— START OF Supplied entries —

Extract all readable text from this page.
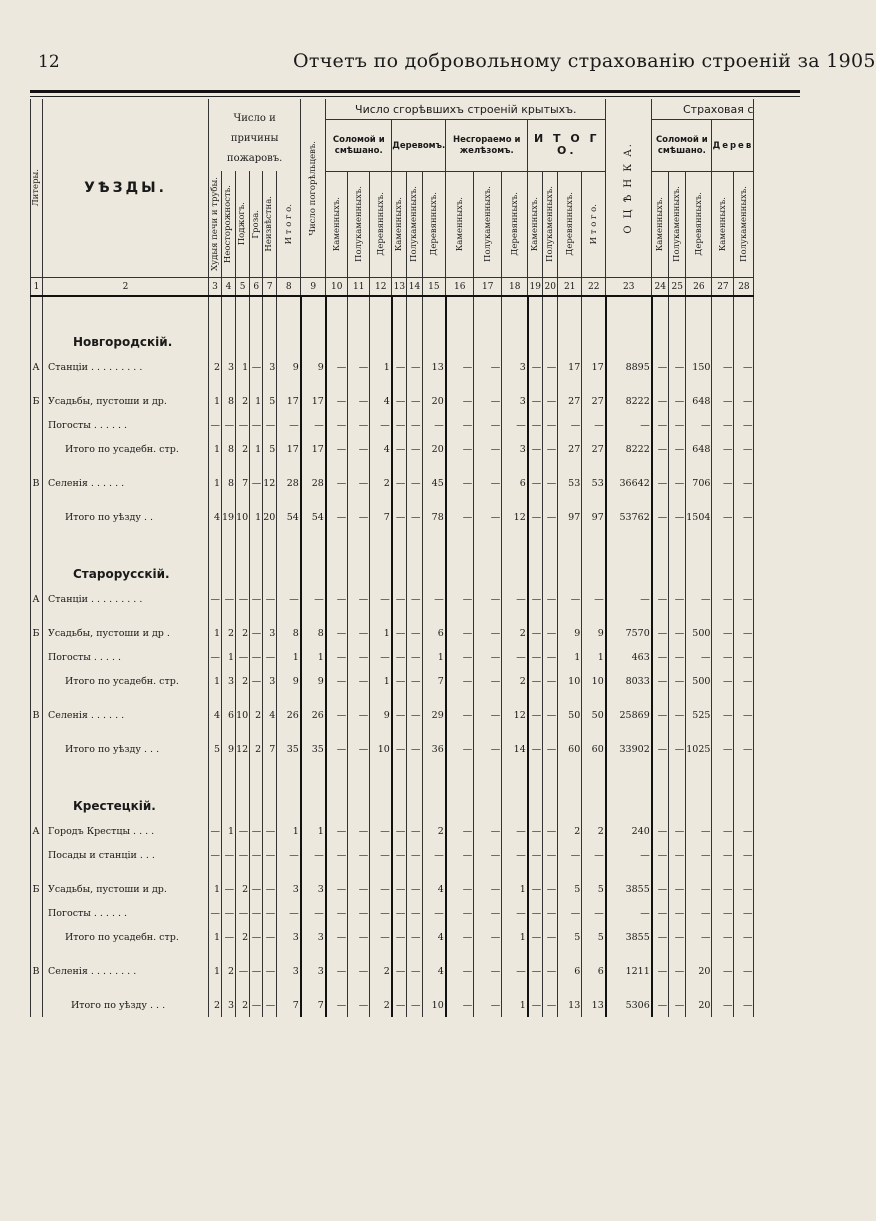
12	Отчетъ по добровольному страхованію строеній за 1905
Литеры.	УѢЗДЫ.	Число и причины пожаровъ.						Число погорѣльцевъ.	Число сгорѣвшихъ строеній крытыхъ.													О Ц Ѣ Н К А.	Страховая с				
									Соломой и смѣшано.			Деревомъ.			Несгораемо и желѣзомъ.			И Т О Г О.					Соломой и смѣшано.			Дерев	

		Худыя печи и трубы.	Неосторожность.	Поджогъ.	Гроза.	Неизвѣстна.	И т о г о.		Каменныхъ.	Полукаменныхъ.	Деревянныхъ.	Каменныхъ.	Полукаменныхъ.	Деревянныхъ.	Каменныхъ.	Полукаменныхъ.	Деревянныхъ.	Каменныхъ.	Полукаменныхъ.	Деревянныхъ.	И т о г о.		Каменныхъ.	Полукаменныхъ.	Деревянныхъ.	Каменныхъ.	Полукаменныхъ.

1	2	3	4	5	6	7	8	9	10	11	12	13	14	15	16	17	18	19	20	21	22	23	24	25	26	27	28
	Новгородскій.																										
А	Станціи . . . . . . . . .	2	3	1	—	3	9	9	—	—	1	—	—	13	—	—	3	—	—	17	17	8895	—	—	150	—	—

Б	Усадьбы, пустоши и др.	1	8	2	1	5	17	17	—	—	4	—	—	20	—	—	3	—	—	27	27	8222	—	—	648	—	—
	Погосты . . . . . .	—	—	—	—	—	—	—	—	—	—	—	—	—	—	—	—	—	—	—	—	—	—	—	—	—	—
	Итого по усадебн. стр.	1	8	2	1	5	17	17	—	—	4	—	—	20	—	—	3	—	—	27	27	8222	—	—	648	—	—

В	Селенія . . . . . .	1	8	7	—	12	28	28	—	—	2	—	—	45	—	—	6	—	—	53	53	36642	—	—	706	—	—

	Итого по уѣзду . .	4	19	10	1	20	54	54	—	—	7	—	—	78	—	—	12	—	—	97	97	53762	—	—	1504	—	—
	Старорусскій.																										
А	Станціи . . . . . . . . .	—	—	—	—	—	—	—	—	—	—	—	—	—	—	—	—	—	—	—	—	—	—	—	—	—	—

Б	Усадьбы, пустоши и др .	1	2	2	—	3	8	8	—	—	1	—	—	6	—	—	2	—	—	9	9	7570	—	—	500	—	—
	Погосты . . . . .	—	1	—	—	—	1	1	—	—	—	—	—	1	—	—	—	—	—	1	1	463	—	—	—	—	—
	Итого по усадебн. стр.	1	3	2	—	3	9	9	—	—	1	—	—	7	—	—	2	—	—	10	10	8033	—	—	500	—	—

В	Селенія . . . . . .	4	6	10	2	4	26	26	—	—	9	—	—	29	—	—	12	—	—	50	50	25869	—	—	525	—	—

	Итого по уѣзду . . .	5	9	12	2	7	35	35	—	—	10	—	—	36	—	—	14	—	—	60	60	33902	—	—	1025	—	—
	Крестецкій.																										
А	Городъ Крестцы . . . .	—	1	—	—	—	1	1	—	—	—	—	—	2	—	—	—	—	—	2	2	240	—	—	—	—	—
	Посады и станціи . . .	—	—	—	—	—	—	—	—	—	—	—	—	—	—	—	—	—	—	—	—	—	—	—	—	—	—

Б	Усадьбы, пустоши и др.	1	—	2	—	—	3	3	—	—	—	—	—	4	—	—	1	—	—	5	5	3855	—	—	—	—	—
	Погосты . . . . . .	—	—	—	—	—	—	—	—	—	—	—	—	—	—	—	—	—	—	—	—	—	—	—	—	—	—
	Итого по усадебн. стр.	1	—	2	—	—	3	3	—	—	—	—	—	4	—	—	1	—	—	5	5	3855	—	—	—	—	—

В	Селенія . . . . . . . .	1	2	—	—	—	3	3	—	—	2	—	—	4	—	—	—	—	—	6	6	1211	—	—	20	—	—

	Итого по уѣзду . . .	2	3	2	—	—	7	7	—	—	2	—	—	10	—	—	1	—	—	13	13	5306	—	—	20	—	—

— END OF Supplied entries —

What is being asked: Only the number is wanted: count the lines of the records that hold the word "уѣзду".

Solution for this exercise: 3